Data provided:

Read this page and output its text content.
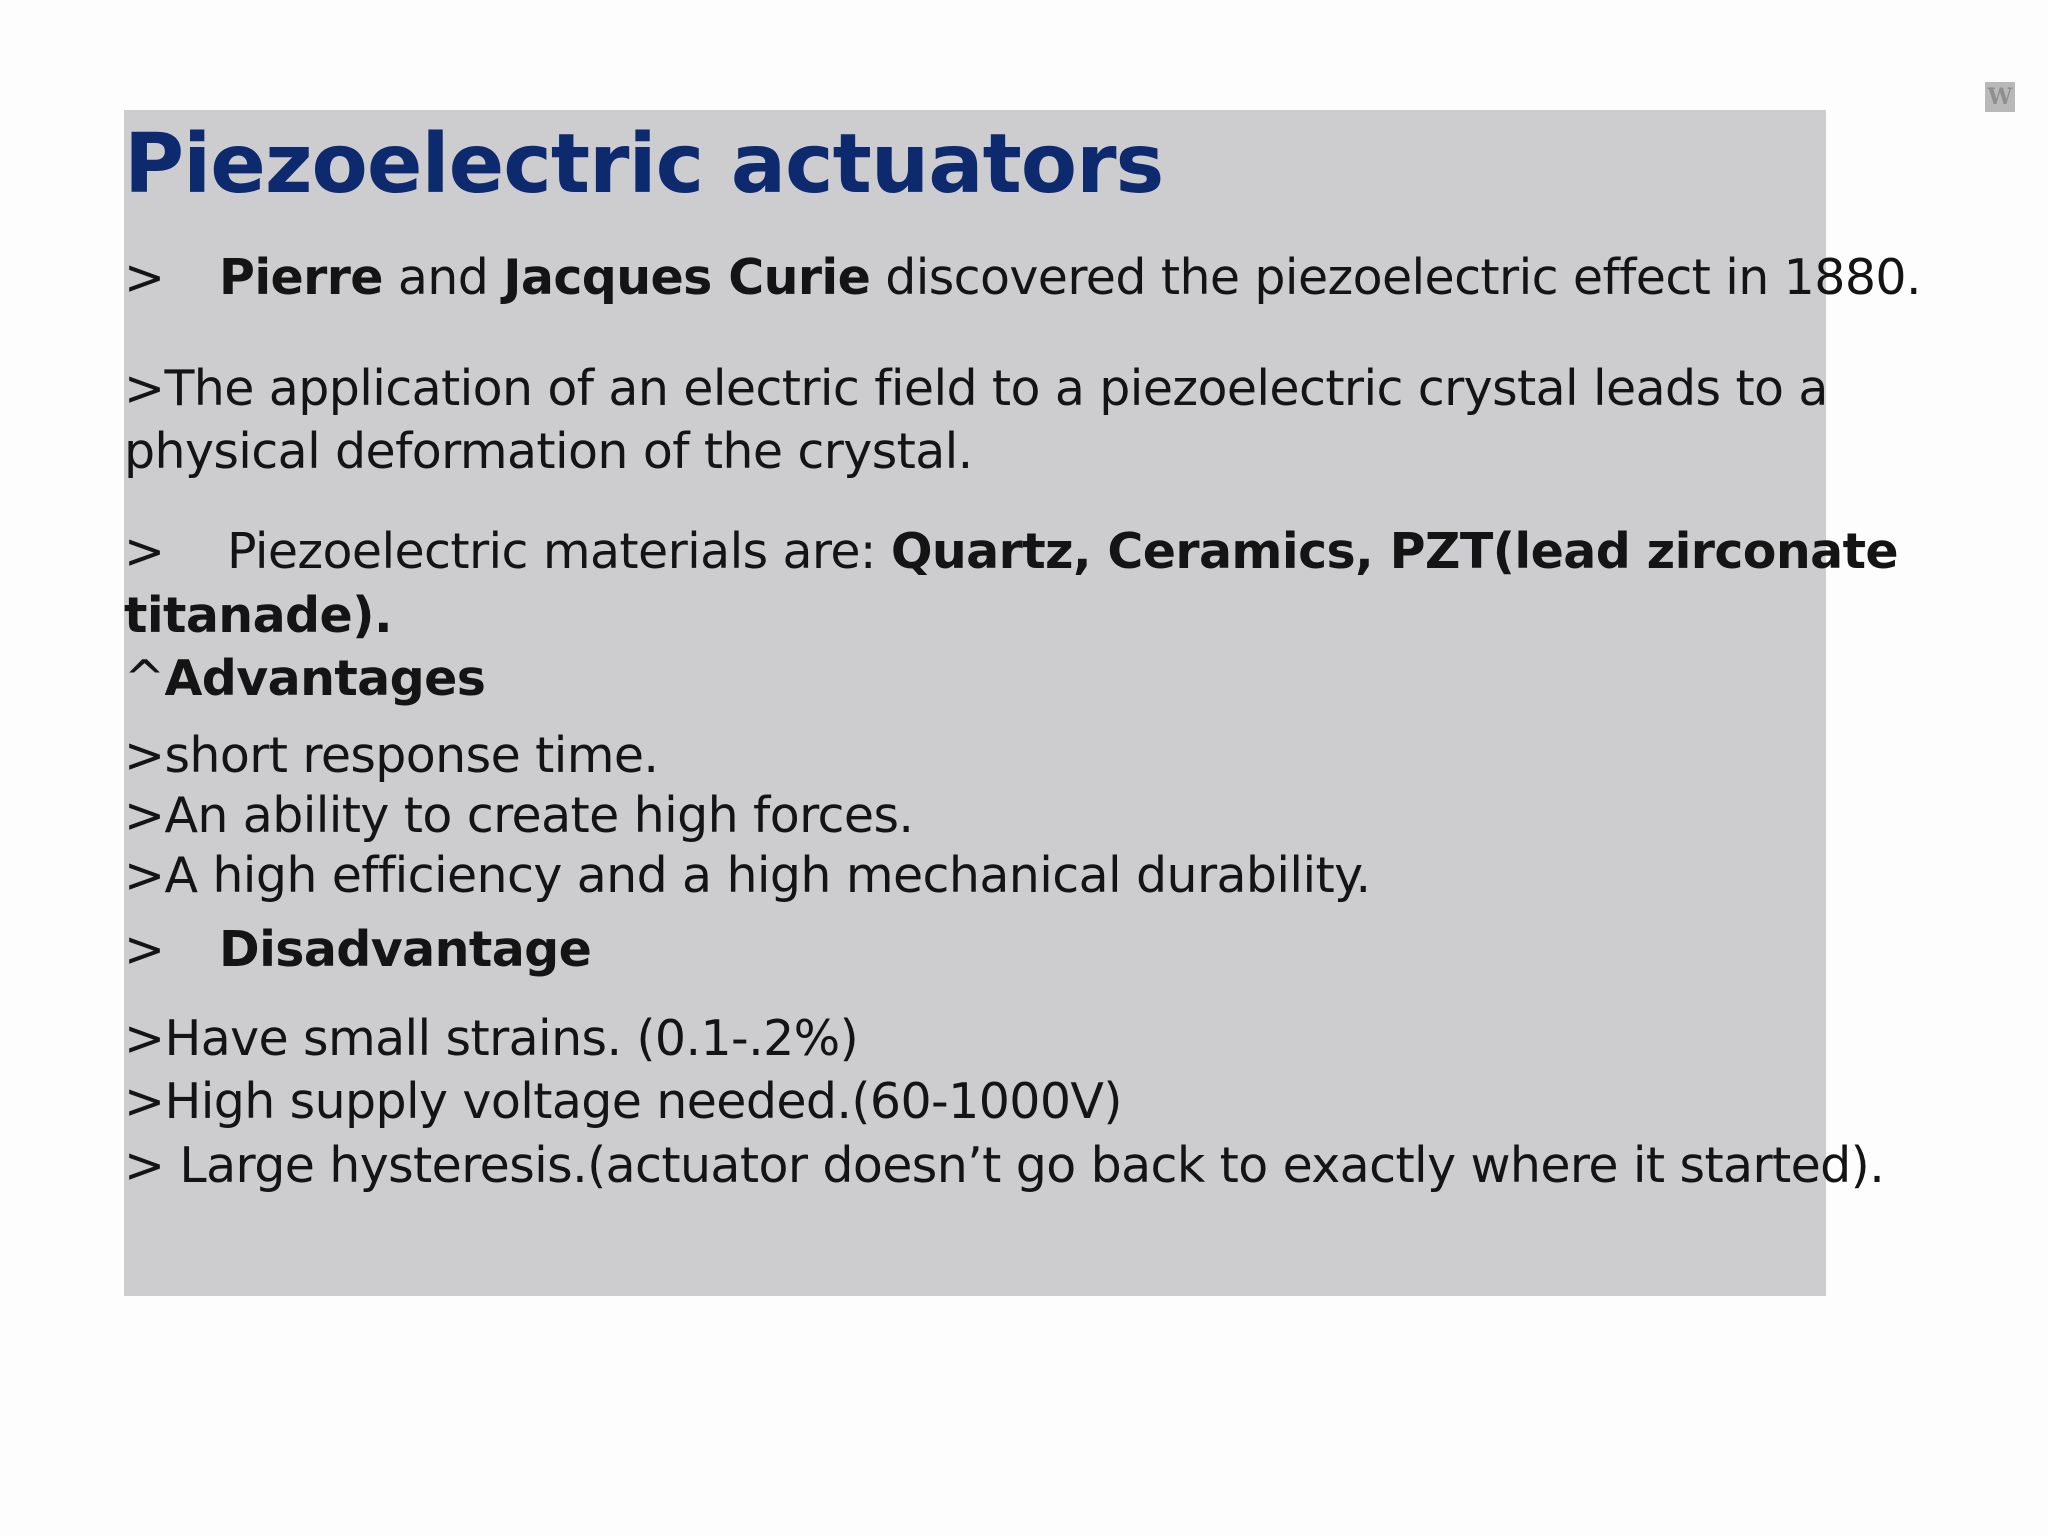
Piezoelectric actuators
> Pierre and Jacques Curie discovered the piezoelectric effect in 1880.
>The application of an electric field to a piezoelectric crystal leads to a
physical deformation of the crystal.
> Piezoelectric materials are: Quartz, Ceramics, PZT(lead zirconate
titanade).
^Advantages
>short response time.
>An ability to create high forces.
>A high efficiency and a high mechanical durability.
> Disadvantage
>Have small strains. (0.1-.2%)
>High supply voltage needed.(60-1000V)
> Large hysteresis.(actuator doesn’t go back to exactly where it started).
W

Exercise details: Without including any pictures, print each record exactly.

The solution:
Read this page and output its text content.
Piezoelectric actuators
> Pierre and Jacques Curie discovered the piezoelectric effect in 1880.
>The application of an electric field to a piezoelectric crystal leads to a
physical deformation of the crystal.
> Piezoelectric materials are: Quartz, Ceramics, PZT(lead zirconate
titanade).
^Advantages
>short response time.
>An ability to create high forces.
>A high efficiency and a high mechanical durability.
> Disadvantage
>Have small strains. (0.1-.2%)
>High supply voltage needed.(60-1000V)
> Large hysteresis.(actuator doesn’t go back to exactly where it started).
W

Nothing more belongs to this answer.